▸ **Figure record extracts**
--------

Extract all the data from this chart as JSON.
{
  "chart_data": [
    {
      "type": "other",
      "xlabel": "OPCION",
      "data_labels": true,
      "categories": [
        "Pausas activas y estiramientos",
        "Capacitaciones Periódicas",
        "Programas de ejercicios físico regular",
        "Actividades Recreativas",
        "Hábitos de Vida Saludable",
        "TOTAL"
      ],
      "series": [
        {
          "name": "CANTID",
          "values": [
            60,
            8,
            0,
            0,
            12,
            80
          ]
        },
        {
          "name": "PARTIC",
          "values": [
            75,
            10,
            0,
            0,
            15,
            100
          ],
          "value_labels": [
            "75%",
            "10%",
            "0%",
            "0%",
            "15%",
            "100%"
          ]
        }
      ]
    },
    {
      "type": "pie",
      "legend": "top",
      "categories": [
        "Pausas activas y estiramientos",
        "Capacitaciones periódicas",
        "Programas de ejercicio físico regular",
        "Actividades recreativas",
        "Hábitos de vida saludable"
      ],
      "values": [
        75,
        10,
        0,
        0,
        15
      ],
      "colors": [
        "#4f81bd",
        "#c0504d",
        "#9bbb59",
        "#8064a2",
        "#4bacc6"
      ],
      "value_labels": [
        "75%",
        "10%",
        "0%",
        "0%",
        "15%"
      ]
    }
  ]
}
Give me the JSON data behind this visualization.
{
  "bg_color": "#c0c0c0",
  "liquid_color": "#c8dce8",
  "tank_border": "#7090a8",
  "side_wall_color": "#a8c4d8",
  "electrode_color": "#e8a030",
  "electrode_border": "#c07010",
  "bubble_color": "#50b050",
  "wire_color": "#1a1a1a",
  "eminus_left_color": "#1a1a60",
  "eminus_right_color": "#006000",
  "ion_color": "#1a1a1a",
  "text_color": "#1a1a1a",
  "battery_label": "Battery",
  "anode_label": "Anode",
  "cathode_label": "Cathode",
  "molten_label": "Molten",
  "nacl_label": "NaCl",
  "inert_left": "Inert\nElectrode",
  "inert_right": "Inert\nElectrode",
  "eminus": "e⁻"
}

--------

▸ **Written problem**
Reproduce the full listing exactly.

▸ **Solution to the exercise**
Extract all the data from this chart as JSON.
{
  "chart_data": [
    {
      "type": "other",
      "xlabel": "OPCION",
      "data_labels": true,
      "categories": [
        "Pausas activas y estiramientos",
        "Capacitaciones Periódicas",
        "Programas de ejercicios físico regular",
        "Actividades Recreativas",
        "Hábitos de Vida Saludable",
        "TOTAL"
      ],
      "series": [
        {
          "name": "CANTID",
          "values": [
            60,
            8,
            0,
            0,
            12,
            80
          ]
        },
        {
          "name": "PARTIC",
          "values": [
            75,
            10,
            0,
            0,
            15,
            100
          ],
          "value_labels": [
            "75%",
            "10%",
            "0%",
            "0%",
            "15%",
            "100%"
          ]
        }
      ]
    },
    {
      "type": "pie",
      "legend": "top",
      "categories": [
        "Pausas activas y estiramientos",
        "Capacitaciones periódicas",
        "Programas de ejercicio físico regular",
        "Actividades recreativas",
        "Hábitos de vida saludable"
      ],
      "values": [
        75,
        10,
        0,
        0,
        15
      ],
      "colors": [
        "#4f81bd",
        "#c0504d",
        "#9bbb59",
        "#8064a2",
        "#4bacc6"
      ],
      "value_labels": [
        "75%",
        "10%",
        "0%",
        "0%",
        "15%"
      ]
    }
  ]
}
Give me the JSON data behind this visualization.
{
  "bg_color": "#c0c0c0",
  "liquid_color": "#c8dce8",
  "tank_border": "#7090a8",
  "side_wall_color": "#a8c4d8",
  "electrode_color": "#e8a030",
  "electrode_border": "#c07010",
  "bubble_color": "#50b050",
  "wire_color": "#1a1a1a",
  "eminus_left_color": "#1a1a60",
  "eminus_right_color": "#006000",
  "ion_color": "#1a1a1a",
  "text_color": "#1a1a1a",
  "battery_label": "Battery",
  "anode_label": "Anode",
  "cathode_label": "Cathode",
  "molten_label": "Molten",
  "nacl_label": "NaCl",
  "inert_left": "Inert\nElectrode",
  "inert_right": "Inert\nElectrode",
  "eminus": "e⁻"
}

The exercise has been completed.